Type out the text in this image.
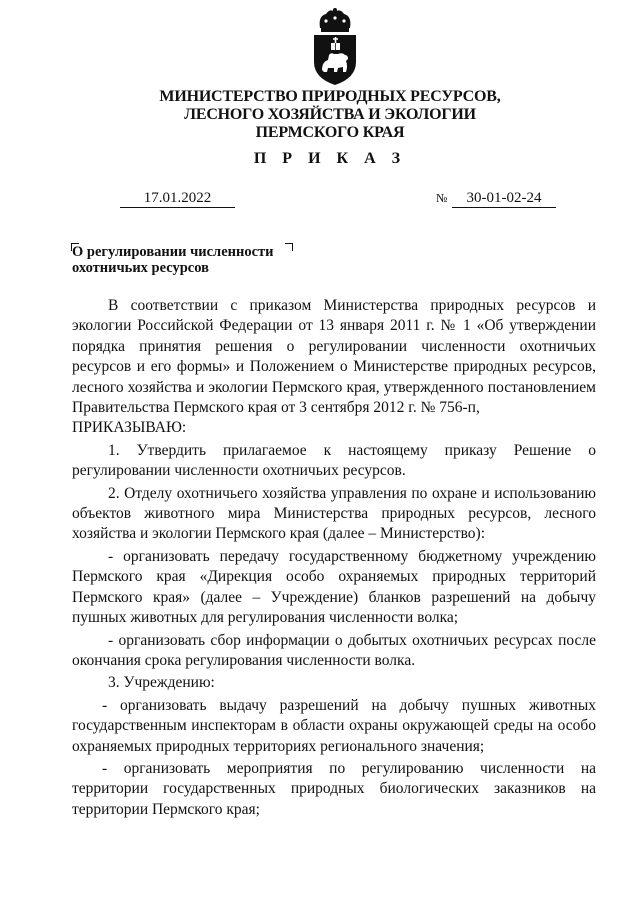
МИНИСТЕРСТВО ПРИРОДНЫХ РЕСУРСОВ,
ЛЕСНОГО ХОЗЯЙСТВА И ЭКОЛОГИИ
ПЕРМСКОГО КРАЯ
П Р И К А З
17.01.2022	№	30-01-02-24
О регулировании численности
охотничьих ресурсов
В соответствии с приказом Министерства природных ресурсов и экологии Российской Федерации от 13 января 2011 г. № 1 «Об утверждении порядка принятия решения о регулировании численности охотничьих ресурсов и его формы» и Положением о Министерстве природных ресурсов, лесного хозяйства и экологии Пермского края, утвержденного постановлением Правительства Пермского края от 3 сентября 2012 г. № 756-п,
ПРИКАЗЫВАЮ:
1. Утвердить прилагаемое к настоящему приказу Решение о регулировании численности охотничьих ресурсов.
2. Отделу охотничьего хозяйства управления по охране и использованию объектов животного мира Министерства природных ресурсов, лесного хозяйства и экологии Пермского края (далее – Министерство):
- организовать передачу государственному бюджетному учреждению Пермского края «Дирекция особо охраняемых природных территорий Пермского края» (далее – Учреждение) бланков разрешений на добычу пушных животных для регулирования численности волка;
- организовать сбор информации о добытых охотничьих ресурсах после окончания срока регулирования численности волка.
3. Учреждению:
- организовать выдачу разрешений на добычу пушных животных государственным инспекторам в области охраны окружающей среды на особо охраняемых природных территориях регионального значения;
- организовать мероприятия по регулированию численности на территории государственных природных биологических заказников на территории Пермского края;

▸ **Problem to work on**
Repeat verbatim all the material, but not the pictures.

▸ **Response**
Type out the text in this image.
МИНИСТЕРСТВО ПРИРОДНЫХ РЕСУРСОВ,
ЛЕСНОГО ХОЗЯЙСТВА И ЭКОЛОГИИ
ПЕРМСКОГО КРАЯ
П Р И К А З
17.01.2022	№	30-01-02-24
О регулировании численности
охотничьих ресурсов
В соответствии с приказом Министерства природных ресурсов и экологии Российской Федерации от 13 января 2011 г. № 1 «Об утверждении порядка принятия решения о регулировании численности охотничьих ресурсов и его формы» и Положением о Министерстве природных ресурсов, лесного хозяйства и экологии Пермского края, утвержденного постановлением Правительства Пермского края от 3 сентября 2012 г. № 756-п,
ПРИКАЗЫВАЮ:
1. Утвердить прилагаемое к настоящему приказу Решение о регулировании численности охотничьих ресурсов.
2. Отделу охотничьего хозяйства управления по охране и использованию объектов животного мира Министерства природных ресурсов, лесного хозяйства и экологии Пермского края (далее – Министерство):
- организовать передачу государственному бюджетному учреждению Пермского края «Дирекция особо охраняемых природных территорий Пермского края» (далее – Учреждение) бланков разрешений на добычу пушных животных для регулирования численности волка;
- организовать сбор информации о добытых охотничьих ресурсах после окончания срока регулирования численности волка.
3. Учреждению:
- организовать выдачу разрешений на добычу пушных животных государственным инспекторам в области охраны окружающей среды на особо охраняемых природных территориях регионального значения;
- организовать мероприятия по регулированию численности на территории государственных природных биологических заказников на территории Пермского края;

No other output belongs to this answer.